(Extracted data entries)
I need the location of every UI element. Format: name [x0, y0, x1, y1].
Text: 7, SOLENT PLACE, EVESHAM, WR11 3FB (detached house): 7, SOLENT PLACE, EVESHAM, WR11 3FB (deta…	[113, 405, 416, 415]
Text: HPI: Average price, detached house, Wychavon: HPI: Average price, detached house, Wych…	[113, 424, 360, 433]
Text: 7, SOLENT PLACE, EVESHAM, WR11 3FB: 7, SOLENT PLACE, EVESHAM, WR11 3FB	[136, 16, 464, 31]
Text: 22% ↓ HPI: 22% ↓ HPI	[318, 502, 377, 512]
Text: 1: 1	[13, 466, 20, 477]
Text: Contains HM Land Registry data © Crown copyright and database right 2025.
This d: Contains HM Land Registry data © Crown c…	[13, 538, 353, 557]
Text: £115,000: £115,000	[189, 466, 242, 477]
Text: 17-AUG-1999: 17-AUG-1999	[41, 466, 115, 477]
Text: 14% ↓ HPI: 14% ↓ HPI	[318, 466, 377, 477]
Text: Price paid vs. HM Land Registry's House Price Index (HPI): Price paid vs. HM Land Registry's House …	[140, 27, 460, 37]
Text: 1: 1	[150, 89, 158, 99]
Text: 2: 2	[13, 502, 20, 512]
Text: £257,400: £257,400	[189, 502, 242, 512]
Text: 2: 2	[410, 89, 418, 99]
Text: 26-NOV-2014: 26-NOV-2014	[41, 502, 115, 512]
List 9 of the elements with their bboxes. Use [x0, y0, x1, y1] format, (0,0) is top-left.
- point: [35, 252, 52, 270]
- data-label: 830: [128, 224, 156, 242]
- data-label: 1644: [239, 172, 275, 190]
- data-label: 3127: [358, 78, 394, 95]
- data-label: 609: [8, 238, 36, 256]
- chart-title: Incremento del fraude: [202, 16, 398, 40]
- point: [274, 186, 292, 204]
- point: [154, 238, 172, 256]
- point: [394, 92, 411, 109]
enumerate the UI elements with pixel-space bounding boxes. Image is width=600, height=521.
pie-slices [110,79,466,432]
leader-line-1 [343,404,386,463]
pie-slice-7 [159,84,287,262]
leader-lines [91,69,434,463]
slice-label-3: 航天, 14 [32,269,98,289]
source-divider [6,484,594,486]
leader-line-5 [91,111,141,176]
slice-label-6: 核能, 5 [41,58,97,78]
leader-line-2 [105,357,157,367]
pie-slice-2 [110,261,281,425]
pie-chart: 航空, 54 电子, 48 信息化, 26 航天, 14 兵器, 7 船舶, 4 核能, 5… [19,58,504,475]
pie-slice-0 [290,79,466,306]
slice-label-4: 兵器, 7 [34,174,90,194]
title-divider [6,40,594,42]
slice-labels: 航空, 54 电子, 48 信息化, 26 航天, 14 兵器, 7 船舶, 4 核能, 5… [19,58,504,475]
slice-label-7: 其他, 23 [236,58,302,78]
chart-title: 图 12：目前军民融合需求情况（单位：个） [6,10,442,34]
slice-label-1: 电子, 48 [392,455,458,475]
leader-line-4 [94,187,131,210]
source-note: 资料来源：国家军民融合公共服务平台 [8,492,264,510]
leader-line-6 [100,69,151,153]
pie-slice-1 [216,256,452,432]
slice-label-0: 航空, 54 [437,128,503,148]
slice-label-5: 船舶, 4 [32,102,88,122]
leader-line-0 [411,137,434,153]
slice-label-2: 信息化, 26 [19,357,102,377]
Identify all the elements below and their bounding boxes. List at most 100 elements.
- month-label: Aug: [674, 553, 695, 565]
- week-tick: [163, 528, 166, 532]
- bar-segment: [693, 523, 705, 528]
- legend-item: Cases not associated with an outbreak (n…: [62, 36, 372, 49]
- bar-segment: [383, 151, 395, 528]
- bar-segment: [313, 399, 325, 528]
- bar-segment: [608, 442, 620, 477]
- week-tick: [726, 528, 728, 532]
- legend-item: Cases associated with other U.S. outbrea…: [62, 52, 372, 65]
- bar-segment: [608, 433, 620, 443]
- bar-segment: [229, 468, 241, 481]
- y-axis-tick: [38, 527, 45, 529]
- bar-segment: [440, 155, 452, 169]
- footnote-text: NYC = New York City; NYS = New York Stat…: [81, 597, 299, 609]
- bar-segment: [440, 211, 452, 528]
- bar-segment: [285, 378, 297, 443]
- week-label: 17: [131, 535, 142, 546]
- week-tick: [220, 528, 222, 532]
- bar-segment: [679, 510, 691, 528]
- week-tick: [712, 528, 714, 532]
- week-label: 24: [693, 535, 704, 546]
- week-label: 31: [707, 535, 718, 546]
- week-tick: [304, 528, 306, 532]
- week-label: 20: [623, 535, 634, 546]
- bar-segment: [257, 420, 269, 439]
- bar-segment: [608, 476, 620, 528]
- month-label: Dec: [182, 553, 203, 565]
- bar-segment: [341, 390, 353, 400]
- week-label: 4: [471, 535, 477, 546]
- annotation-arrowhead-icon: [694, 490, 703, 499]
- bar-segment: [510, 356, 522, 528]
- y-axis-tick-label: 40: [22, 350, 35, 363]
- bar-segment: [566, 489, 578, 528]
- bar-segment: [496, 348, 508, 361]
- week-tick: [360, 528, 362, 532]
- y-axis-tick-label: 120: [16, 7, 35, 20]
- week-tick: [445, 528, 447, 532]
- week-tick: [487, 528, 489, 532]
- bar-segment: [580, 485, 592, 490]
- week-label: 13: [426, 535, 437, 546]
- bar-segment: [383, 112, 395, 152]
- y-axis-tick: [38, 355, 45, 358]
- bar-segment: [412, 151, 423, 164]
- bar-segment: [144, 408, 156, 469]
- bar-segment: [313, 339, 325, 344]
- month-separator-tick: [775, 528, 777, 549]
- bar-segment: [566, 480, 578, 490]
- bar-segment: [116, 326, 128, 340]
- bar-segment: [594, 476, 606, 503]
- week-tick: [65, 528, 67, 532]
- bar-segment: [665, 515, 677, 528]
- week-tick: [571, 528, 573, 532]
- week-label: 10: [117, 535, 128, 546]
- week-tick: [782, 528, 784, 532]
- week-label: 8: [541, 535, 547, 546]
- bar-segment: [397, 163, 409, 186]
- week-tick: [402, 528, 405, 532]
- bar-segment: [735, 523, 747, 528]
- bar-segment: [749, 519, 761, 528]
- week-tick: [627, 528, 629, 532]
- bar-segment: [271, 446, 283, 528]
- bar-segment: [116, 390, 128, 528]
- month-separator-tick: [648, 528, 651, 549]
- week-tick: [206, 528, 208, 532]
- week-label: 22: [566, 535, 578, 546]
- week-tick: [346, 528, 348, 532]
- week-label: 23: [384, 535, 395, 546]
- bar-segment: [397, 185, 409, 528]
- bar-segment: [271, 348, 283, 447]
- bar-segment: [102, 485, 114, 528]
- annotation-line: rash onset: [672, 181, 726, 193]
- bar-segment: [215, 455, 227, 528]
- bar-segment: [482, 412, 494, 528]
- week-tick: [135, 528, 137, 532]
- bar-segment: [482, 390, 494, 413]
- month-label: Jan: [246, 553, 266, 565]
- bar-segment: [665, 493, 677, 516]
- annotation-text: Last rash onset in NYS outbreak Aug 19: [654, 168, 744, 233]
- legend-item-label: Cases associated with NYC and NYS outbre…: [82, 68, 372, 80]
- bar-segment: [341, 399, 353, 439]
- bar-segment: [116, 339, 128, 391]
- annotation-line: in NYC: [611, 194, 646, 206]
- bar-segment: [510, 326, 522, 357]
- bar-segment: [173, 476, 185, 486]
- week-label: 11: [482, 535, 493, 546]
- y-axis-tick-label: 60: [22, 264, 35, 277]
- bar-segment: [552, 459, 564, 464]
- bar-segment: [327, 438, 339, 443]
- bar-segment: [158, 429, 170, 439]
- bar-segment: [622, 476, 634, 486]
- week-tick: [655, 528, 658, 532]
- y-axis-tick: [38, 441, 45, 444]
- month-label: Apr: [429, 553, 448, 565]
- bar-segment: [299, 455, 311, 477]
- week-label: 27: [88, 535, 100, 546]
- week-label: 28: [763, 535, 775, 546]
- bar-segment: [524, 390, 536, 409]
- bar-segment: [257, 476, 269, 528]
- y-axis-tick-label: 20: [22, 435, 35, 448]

### [Exercise instructions]
Quote, word for word, the entries from the first line through the line containing "466, 20, 477]", with both of those lines included.

### [Right answer]
I need the location of every UI element. Format: name [x0, y0, x1, y1].
Text: 7, SOLENT PLACE, EVESHAM, WR11 3FB (detached house): 7, SOLENT PLACE, EVESHAM, WR11 3FB (deta…	[113, 405, 416, 415]
Text: HPI: Average price, detached house, Wychavon: HPI: Average price, detached house, Wych…	[113, 424, 360, 433]
Text: 7, SOLENT PLACE, EVESHAM, WR11 3FB: 7, SOLENT PLACE, EVESHAM, WR11 3FB	[136, 16, 464, 31]
Text: 22% ↓ HPI: 22% ↓ HPI	[318, 502, 377, 512]
Text: 1: 1	[13, 466, 20, 477]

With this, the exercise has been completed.